Among the entries below, find the lines with "title" and copy them.
======== Data excerpts ========
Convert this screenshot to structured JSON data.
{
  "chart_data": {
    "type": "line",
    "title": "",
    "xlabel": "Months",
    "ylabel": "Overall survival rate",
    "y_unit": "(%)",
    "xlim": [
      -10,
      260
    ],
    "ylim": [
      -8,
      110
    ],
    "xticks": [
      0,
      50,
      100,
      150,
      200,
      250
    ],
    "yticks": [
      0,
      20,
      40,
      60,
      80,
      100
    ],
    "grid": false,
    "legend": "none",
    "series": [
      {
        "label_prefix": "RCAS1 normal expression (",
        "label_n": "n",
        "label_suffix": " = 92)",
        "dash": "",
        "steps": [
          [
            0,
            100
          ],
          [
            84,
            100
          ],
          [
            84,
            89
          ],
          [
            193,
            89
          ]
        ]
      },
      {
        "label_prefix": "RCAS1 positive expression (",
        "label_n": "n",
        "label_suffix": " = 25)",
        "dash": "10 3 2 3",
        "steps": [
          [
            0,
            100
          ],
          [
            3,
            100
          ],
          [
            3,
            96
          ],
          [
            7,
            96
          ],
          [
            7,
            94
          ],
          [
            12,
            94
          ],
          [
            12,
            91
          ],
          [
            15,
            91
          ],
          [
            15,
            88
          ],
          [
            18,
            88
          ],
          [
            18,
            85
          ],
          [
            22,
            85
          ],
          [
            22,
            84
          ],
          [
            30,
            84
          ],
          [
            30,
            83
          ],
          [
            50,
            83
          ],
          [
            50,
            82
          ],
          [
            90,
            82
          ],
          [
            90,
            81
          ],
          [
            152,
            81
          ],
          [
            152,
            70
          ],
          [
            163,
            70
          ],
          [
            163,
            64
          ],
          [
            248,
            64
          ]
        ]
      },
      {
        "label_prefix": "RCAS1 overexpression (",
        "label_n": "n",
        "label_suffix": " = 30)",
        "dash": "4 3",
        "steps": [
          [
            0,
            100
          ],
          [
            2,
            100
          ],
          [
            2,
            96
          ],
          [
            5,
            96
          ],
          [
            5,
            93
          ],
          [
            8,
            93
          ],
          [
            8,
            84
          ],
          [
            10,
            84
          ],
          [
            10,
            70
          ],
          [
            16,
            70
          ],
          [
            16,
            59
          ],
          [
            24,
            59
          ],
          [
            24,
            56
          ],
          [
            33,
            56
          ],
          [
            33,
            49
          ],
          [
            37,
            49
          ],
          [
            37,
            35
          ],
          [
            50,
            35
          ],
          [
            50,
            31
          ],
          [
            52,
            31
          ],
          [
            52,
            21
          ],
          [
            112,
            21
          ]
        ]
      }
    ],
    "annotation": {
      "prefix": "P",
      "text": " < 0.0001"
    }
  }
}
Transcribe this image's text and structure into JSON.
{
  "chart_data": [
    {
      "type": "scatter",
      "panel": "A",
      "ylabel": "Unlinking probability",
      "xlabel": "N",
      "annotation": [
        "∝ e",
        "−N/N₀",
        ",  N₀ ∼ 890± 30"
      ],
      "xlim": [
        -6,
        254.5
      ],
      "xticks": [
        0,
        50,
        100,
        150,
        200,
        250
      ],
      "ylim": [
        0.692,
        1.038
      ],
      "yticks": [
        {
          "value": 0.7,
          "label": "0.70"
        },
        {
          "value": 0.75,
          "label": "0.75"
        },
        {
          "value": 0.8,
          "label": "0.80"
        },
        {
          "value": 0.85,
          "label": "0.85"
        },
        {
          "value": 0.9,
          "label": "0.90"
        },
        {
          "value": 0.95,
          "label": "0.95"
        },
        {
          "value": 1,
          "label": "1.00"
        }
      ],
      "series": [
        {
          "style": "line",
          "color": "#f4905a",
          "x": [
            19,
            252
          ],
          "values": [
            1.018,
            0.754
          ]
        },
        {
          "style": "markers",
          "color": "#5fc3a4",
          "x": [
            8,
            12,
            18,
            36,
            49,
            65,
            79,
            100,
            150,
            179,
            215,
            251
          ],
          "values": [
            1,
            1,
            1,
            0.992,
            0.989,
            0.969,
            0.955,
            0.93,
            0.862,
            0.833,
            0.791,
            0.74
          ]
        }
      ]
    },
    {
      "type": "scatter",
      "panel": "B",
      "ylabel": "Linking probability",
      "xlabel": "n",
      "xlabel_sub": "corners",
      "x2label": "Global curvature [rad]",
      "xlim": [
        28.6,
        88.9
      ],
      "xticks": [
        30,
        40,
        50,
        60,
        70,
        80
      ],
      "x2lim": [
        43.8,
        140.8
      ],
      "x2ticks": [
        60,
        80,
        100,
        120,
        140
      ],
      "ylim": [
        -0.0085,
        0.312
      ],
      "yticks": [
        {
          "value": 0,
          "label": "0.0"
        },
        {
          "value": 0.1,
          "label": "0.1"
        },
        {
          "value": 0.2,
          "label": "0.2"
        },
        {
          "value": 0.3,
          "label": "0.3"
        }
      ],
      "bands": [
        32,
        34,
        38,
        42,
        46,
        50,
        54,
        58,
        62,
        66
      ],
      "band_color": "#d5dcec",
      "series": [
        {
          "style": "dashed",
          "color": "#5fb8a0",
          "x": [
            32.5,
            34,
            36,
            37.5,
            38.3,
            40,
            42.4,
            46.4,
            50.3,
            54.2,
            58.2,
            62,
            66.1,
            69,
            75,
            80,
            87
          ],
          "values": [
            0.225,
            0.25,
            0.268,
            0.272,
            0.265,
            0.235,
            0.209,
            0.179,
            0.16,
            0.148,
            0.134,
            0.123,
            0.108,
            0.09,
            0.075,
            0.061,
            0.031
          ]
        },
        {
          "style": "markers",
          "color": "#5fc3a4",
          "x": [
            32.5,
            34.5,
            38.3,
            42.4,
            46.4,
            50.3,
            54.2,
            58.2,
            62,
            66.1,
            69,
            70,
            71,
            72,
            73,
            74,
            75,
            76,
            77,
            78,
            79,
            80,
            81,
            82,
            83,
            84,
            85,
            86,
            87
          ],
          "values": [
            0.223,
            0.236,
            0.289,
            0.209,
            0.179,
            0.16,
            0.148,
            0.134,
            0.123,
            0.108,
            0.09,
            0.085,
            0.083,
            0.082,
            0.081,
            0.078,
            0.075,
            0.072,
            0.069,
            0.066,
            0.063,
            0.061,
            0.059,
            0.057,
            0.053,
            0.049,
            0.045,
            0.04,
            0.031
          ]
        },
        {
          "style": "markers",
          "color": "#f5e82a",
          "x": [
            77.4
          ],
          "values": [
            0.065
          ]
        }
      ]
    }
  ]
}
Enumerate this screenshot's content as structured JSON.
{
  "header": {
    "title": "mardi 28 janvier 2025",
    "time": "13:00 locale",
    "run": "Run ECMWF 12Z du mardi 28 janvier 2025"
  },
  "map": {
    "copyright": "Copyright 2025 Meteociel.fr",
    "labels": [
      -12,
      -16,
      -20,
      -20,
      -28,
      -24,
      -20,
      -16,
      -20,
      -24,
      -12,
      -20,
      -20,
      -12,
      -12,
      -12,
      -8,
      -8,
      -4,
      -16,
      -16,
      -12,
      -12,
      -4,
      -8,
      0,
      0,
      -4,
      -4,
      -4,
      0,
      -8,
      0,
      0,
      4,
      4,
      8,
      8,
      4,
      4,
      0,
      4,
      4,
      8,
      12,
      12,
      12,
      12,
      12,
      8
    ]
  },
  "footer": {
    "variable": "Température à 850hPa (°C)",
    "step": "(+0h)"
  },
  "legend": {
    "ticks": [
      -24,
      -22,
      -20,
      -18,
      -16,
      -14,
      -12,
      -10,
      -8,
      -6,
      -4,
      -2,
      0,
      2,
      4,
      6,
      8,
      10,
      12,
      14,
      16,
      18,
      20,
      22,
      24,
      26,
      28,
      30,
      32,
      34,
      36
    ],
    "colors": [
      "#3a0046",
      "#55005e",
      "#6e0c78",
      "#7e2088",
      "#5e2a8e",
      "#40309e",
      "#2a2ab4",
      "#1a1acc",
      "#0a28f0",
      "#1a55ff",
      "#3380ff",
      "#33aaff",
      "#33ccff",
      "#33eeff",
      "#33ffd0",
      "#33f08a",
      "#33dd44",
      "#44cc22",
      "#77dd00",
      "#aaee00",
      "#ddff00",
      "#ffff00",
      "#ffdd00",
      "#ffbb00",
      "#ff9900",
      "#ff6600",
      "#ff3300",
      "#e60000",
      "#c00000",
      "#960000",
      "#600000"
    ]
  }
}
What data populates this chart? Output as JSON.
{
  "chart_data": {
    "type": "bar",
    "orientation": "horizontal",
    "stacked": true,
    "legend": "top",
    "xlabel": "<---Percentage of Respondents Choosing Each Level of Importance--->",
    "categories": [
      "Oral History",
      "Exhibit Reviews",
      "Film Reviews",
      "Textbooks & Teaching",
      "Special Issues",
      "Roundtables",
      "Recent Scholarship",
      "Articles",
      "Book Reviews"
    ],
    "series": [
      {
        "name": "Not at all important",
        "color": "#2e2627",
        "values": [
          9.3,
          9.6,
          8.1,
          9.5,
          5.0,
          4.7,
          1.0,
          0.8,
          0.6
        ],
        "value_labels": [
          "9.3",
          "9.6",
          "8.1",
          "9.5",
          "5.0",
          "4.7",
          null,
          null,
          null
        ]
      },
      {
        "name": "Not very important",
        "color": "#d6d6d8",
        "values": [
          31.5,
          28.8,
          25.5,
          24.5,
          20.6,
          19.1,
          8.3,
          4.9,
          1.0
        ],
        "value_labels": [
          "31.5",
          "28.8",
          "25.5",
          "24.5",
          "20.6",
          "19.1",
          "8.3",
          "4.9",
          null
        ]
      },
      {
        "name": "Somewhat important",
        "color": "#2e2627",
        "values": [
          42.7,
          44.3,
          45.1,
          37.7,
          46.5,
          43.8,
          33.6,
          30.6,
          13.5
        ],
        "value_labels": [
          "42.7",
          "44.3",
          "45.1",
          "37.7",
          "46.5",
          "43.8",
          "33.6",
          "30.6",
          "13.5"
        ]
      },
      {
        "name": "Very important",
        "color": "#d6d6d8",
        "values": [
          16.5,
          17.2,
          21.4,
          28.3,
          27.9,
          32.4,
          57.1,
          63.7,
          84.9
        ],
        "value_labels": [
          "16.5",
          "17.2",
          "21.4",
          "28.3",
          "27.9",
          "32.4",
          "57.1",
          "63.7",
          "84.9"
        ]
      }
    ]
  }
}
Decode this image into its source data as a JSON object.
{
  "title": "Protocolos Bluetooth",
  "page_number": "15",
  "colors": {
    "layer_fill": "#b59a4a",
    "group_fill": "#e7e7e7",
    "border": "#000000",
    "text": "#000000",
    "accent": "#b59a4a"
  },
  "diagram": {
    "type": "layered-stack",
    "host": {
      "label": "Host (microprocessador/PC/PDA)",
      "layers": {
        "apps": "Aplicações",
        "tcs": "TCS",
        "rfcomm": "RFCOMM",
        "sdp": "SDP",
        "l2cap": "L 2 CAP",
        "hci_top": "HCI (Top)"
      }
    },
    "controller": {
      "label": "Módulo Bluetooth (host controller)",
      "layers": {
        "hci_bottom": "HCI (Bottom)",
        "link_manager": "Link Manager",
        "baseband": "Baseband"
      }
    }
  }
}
========
▸ Output
    "title": "",
    "title": "mardi 28 janvier 2025",
  "title": "Protocolos Bluetooth",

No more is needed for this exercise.